[Figure dataset records]

━━━━━━━━━━━━━━━━━━━━━━━━━━━━━━

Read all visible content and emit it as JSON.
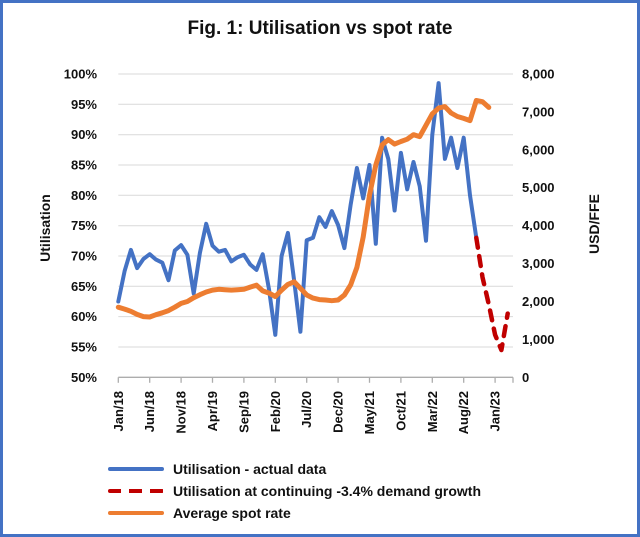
{
  "colors": {
    "border": "#4472C4",
    "utilisation_actual": "#4472C4",
    "utilisation_forecast": "#C00000",
    "spot_rate": "#ED7D31",
    "gridline": "#D9D9D9",
    "axis": "#ADADAD",
    "text": "#111111"
  },
  "chart_data": {
    "type": "line",
    "title": "Fig. 1: Utilisation vs spot rate",
    "x_axis": {
      "unit": "month",
      "tick_labels": [
        "Jan/18",
        "Jun/18",
        "Nov/18",
        "Apr/19",
        "Sep/19",
        "Feb/20",
        "Jul/20",
        "Dec/20",
        "May/21",
        "Oct/21",
        "Mar/22",
        "Aug/22",
        "Jan/23"
      ],
      "months_per_tick": 5
    },
    "y_left": {
      "label": "Utilisation",
      "min": 50,
      "max": 100,
      "tick_step": 5,
      "tick_labels": [
        "100%",
        "95%",
        "90%",
        "85%",
        "80%",
        "75%",
        "70%",
        "65%",
        "60%",
        "55%",
        "50%"
      ]
    },
    "y_right": {
      "label": "USD/FFE",
      "min": 0,
      "max": 8000,
      "tick_step": 1000,
      "tick_labels": [
        "8,000",
        "7,000",
        "6,000",
        "5,000",
        "4,000",
        "3,000",
        "2,000",
        "1,000",
        "0"
      ]
    },
    "grid": "horizontal",
    "legend_position": "bottom-left",
    "series": [
      {
        "id": "utilisation-actual",
        "name": "Utilisation - actual data",
        "axis": "left",
        "color": "#4472C4",
        "style": "solid",
        "width": 4,
        "start_index": 0,
        "values": [
          62.5,
          67.5,
          71.0,
          68.0,
          69.5,
          70.3,
          69.4,
          68.9,
          66.0,
          70.9,
          71.8,
          70.2,
          63.8,
          70.5,
          75.3,
          71.7,
          70.7,
          71.0,
          69.1,
          69.8,
          70.2,
          68.6,
          67.7,
          70.3,
          64.5,
          57.0,
          70.0,
          73.8,
          66.0,
          57.5,
          72.6,
          73.0,
          76.4,
          74.8,
          77.4,
          75.1,
          71.3,
          78.5,
          84.5,
          79.5,
          85.0,
          72.0,
          89.5,
          86.0,
          77.5,
          87.0,
          81.0,
          85.5,
          81.5,
          72.5,
          90.0,
          98.5,
          86.0,
          89.5,
          84.5,
          89.5,
          80.0,
          73.0
        ]
      },
      {
        "id": "utilisation-forecast",
        "name": "Utilisation at continuing -3.4% demand growth",
        "axis": "left",
        "color": "#C00000",
        "style": "dashed",
        "width": 4.5,
        "start_index": 57,
        "values": [
          73.0,
          66.5,
          62.0,
          57.0,
          54.5,
          60.5
        ]
      },
      {
        "id": "spot-rate",
        "name": "Average spot rate",
        "axis": "right",
        "color": "#ED7D31",
        "style": "solid",
        "width": 5,
        "start_index": 0,
        "values": [
          1850,
          1800,
          1740,
          1660,
          1600,
          1590,
          1650,
          1700,
          1760,
          1850,
          1950,
          2000,
          2100,
          2180,
          2250,
          2300,
          2320,
          2310,
          2300,
          2310,
          2320,
          2380,
          2430,
          2280,
          2220,
          2130,
          2300,
          2450,
          2520,
          2350,
          2170,
          2090,
          2050,
          2040,
          2020,
          2040,
          2170,
          2440,
          2900,
          3700,
          4800,
          5600,
          6130,
          6270,
          6150,
          6220,
          6280,
          6400,
          6350,
          6650,
          6950,
          7100,
          7140,
          6970,
          6880,
          6830,
          6770,
          7300,
          7270,
          7120
        ]
      }
    ]
  }
}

━━━━━━━━━━━━━━━━━━━━━━━━━━━━━━

## [Goal]
Look through the entries above; copy each line where the string "name" appears.

## [Exercise response]
        "name": "Utilisation - actual data",
        "name": "Utilisation at continuing -3.4% demand growth",
        "name": "Average spot rate",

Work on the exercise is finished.